## START Data rows

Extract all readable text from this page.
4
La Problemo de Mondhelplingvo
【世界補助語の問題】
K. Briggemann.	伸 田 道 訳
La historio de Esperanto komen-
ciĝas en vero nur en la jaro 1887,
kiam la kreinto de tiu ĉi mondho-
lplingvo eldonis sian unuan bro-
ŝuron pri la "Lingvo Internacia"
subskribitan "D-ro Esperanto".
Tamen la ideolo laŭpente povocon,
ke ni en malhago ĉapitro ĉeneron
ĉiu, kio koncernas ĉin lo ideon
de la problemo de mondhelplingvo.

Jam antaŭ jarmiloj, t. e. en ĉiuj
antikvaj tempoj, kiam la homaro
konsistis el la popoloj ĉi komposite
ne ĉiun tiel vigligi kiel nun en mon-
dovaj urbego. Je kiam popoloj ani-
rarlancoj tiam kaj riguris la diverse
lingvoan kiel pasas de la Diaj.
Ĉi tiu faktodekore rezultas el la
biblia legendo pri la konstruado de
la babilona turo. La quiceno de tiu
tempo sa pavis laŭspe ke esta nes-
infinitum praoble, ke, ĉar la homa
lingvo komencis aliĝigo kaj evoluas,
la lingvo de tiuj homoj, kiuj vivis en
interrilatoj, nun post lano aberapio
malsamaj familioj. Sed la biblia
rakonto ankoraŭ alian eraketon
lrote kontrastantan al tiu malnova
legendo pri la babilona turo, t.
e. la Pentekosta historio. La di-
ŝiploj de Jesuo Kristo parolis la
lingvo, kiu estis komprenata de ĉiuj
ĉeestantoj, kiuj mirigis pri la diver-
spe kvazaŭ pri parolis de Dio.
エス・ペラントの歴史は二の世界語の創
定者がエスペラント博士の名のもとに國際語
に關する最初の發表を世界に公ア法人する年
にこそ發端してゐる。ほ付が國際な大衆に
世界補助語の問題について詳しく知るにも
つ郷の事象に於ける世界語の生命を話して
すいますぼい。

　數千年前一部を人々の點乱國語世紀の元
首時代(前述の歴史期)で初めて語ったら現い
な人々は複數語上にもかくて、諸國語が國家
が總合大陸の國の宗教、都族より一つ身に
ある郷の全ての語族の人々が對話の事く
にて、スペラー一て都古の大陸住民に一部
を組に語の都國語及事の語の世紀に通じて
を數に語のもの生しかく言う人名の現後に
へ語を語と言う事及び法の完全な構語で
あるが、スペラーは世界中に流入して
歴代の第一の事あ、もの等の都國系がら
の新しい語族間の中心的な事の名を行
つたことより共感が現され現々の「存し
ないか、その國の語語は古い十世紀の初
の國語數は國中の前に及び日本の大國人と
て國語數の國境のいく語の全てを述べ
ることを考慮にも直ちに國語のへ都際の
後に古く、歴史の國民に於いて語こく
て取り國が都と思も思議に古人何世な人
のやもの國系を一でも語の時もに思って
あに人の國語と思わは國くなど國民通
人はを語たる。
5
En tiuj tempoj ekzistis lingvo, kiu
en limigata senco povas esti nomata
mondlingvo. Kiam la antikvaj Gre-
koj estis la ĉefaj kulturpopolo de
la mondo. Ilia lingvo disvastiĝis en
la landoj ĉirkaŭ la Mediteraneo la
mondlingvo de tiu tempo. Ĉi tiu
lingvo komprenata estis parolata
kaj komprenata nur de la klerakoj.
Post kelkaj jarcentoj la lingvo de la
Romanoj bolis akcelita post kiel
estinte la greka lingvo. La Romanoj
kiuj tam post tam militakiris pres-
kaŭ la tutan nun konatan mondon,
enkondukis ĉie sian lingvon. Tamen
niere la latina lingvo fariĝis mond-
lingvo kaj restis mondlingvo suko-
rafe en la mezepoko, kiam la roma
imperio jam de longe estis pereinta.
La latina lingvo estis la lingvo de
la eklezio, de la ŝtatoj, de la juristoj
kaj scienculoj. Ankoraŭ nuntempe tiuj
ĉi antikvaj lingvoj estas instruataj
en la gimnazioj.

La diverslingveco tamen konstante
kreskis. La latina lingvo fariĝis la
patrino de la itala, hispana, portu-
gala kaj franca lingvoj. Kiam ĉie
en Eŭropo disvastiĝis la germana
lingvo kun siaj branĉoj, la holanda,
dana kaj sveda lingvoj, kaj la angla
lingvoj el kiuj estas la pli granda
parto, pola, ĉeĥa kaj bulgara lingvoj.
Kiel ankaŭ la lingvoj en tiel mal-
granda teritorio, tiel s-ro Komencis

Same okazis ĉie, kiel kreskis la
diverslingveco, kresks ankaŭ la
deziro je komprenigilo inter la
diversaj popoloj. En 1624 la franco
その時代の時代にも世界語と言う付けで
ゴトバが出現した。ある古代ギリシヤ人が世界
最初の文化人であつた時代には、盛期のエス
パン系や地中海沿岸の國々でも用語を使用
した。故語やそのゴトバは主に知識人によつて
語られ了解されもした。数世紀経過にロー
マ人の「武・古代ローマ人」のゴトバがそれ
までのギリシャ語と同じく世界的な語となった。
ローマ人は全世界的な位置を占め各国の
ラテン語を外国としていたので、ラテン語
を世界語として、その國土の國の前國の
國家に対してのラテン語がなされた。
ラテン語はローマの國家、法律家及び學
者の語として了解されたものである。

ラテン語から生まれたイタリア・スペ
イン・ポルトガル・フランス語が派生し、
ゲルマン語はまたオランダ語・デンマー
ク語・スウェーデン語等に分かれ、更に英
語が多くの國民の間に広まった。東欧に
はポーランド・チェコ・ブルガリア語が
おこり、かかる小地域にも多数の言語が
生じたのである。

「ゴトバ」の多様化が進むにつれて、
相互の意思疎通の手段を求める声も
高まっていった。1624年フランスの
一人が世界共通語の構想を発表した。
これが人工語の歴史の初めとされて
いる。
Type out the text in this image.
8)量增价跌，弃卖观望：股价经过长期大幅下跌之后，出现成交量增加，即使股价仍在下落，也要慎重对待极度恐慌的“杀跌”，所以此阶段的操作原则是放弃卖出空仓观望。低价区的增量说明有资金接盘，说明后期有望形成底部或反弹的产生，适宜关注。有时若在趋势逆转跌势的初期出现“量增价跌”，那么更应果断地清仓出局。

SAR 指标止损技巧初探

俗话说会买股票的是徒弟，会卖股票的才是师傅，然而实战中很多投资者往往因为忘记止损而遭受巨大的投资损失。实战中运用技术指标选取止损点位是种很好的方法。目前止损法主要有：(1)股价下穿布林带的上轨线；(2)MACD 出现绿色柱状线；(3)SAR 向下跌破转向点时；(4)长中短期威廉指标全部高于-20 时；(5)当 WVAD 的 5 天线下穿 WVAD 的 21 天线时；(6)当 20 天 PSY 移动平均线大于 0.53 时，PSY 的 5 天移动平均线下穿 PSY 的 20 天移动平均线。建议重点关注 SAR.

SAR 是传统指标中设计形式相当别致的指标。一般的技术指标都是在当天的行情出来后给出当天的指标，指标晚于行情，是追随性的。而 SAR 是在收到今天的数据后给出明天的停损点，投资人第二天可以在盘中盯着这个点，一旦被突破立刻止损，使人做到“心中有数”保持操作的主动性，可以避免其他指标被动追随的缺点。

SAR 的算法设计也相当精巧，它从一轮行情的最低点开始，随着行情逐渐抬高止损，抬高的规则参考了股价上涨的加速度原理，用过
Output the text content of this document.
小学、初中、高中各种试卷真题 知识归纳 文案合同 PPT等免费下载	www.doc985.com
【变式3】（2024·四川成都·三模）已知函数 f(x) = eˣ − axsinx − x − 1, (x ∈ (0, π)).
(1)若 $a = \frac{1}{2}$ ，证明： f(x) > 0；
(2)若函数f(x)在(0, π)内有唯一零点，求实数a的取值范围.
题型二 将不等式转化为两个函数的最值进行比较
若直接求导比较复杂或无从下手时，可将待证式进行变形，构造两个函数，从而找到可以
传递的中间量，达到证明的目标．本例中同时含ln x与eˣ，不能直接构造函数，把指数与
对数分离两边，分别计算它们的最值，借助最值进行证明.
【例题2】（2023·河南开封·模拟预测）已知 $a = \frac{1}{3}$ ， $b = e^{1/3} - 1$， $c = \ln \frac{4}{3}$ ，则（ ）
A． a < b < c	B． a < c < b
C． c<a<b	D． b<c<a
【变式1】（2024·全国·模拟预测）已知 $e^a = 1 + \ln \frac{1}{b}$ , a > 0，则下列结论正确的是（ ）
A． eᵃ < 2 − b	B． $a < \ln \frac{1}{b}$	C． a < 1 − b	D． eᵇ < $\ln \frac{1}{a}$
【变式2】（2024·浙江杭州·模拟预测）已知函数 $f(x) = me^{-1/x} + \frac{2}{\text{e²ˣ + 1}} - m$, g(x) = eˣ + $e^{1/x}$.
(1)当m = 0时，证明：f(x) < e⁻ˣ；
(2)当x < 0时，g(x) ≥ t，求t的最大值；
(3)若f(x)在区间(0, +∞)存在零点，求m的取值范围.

## END Data rows

Short task> Set down nothing but the lines from the one with "Output the text content of this document." through the end of the records, keeping each line exactly as written and including both ends.

Task answer>
Output the text content of this document.
小学、初中、高中各种试卷真题 知识归纳 文案合同 PPT等免费下载	www.doc985.com
【变式3】（2024·四川成都·三模）已知函数 f(x) = eˣ − axsinx − x − 1, (x ∈ (0, π)).
(1)若 $a = \frac{1}{2}$ ，证明： f(x) > 0；
(2)若函数f(x)在(0, π)内有唯一零点，求实数a的取值范围.
题型二 将不等式转化为两个函数的最值进行比较
若直接求导比较复杂或无从下手时，可将待证式进行变形，构造两个函数，从而找到可以
传递的中间量，达到证明的目标．本例中同时含ln x与eˣ，不能直接构造函数，把指数与
对数分离两边，分别计算它们的最值，借助最值进行证明.
【例题2】（2023·河南开封·模拟预测）已知 $a = \frac{1}{3}$ ， $b = e^{1/3} - 1$， $c = \ln \frac{4}{3}$ ，则（ ）
A． a < b < c	B． a < c < b
C． c<a<b	D． b<c<a
【变式1】（2024·全国·模拟预测）已知 $e^a = 1 + \ln \frac{1}{b}$ , a > 0，则下列结论正确的是（ ）
A． eᵃ < 2 − b	B． $a < \ln \frac{1}{b}$	C． a < 1 − b	D． eᵇ < $\ln \frac{1}{a}$
【变式2】（2024·浙江杭州·模拟预测）已知函数 $f(x) = me^{-1/x} + \frac{2}{\text{e²ˣ + 1}} - m$, g(x) = eˣ + $e^{1/x}$.
(1)当m = 0时，证明：f(x) < e⁻ˣ；
(2)当x < 0时，g(x) ≥ t，求t的最大值；
(3)若f(x)在区间(0, +∞)存在零点，求m的取值范围.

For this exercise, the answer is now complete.